• _Work to be completed_
Please list each entry filled in on the Form 8-K cover page below, paired with the label printed for it.
───── Source excerpt
UNITED STATES

SECURITIES AND EXCHANGE COMMISSION

Washington, D.C. 20549

 

FORM 8-K

 

CURRENT REPORT

Pursuant to Section 13 or 15( d ) of the Securities Exchange Act of 1934

 

 

Date of Report (Date of earliest event reported): February 13, 2018

 

Bluerock Residential Growth REIT, Inc.
(Exact Name of Registrant as Specified in Its Charter)

 

 

Maryland 001-36369 26-3136483
(State or other jurisdiction of incorporation or organization)

(Commission File Number)

 

(I.R.S. Employer

Identification No.)

 

712 Fifth Avenue, 9th Floor

New York, NY 10019

(Address of principal executive offices)
 
(212) 843-1601
(Registrant’s telephone number, including area code)
 
None
(Former name or former address, if changed since last report)

 

Check the appropriate box below if the Form 8-K filing is intended to simultaneously satisfy the filing obligation of the registrant under any of the following provisions:

 

¨ Written communications pursuant to Rule 425 under the Securities Act (17 CFR 230.425)

 

¨ Soliciting material pursuant to Rule 14a-12 under the Exchange Act (17 CFR 240.14a-12)
──────────
───── Information given
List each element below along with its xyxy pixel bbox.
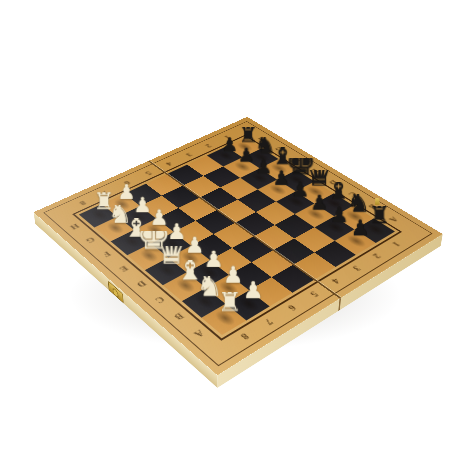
chess-board: ♜♞♝♛♚♝♞♜♟♟♟♟♟♟♟♟♟♟♟♟♟♟♟♟♜♞♝♛♚♝♞♜ AA88BB7… — [34, 117, 443, 375]
board-top-face: ♜♞♝♛♚♝♞♜♟♟♟♟♟♟♟♟♟♟♟♟♟♟♟♟♜♞♝♛♚♝♞♜ AA88BB7… — [34, 117, 443, 375]
perspective-wrapper: ♜♞♝♛♚♝♞♜♟♟♟♟♟♟♟♟♟♟♟♟♟♟♟♟♜♞♝♛♚♝♞♜ AA88BB7… — [0, 0, 450, 450]
fold-seam-side — [338, 298, 341, 311]
photo-stage: ♜♞♝♛♚♝♞♜♟♟♟♟♟♟♟♟♟♟♟♟♟♟♟♟♜♞♝♛♚♝♞♜ AA88BB7… — [0, 0, 450, 450]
──────────
• _Solution for this exercise_
- Date of Report (Date of earliest event reported): February 13, 2018
- Exact Name of Registrant as Specified in Its Charter: Bluerock Residential Growth REIT, Inc.
- State or other jurisdiction of incorporation or organization: Maryland
- Commission File Number: 001-36369
- I.R.S. Employer Identification No.: 26-3136483
- Address of principal executive offices: 712 Fifth Avenue, 9th Floor, New York, NY 10019
- Registrant's telephone number, including area code: (212) 843-1601
- Former name or former address, if changed since last report: None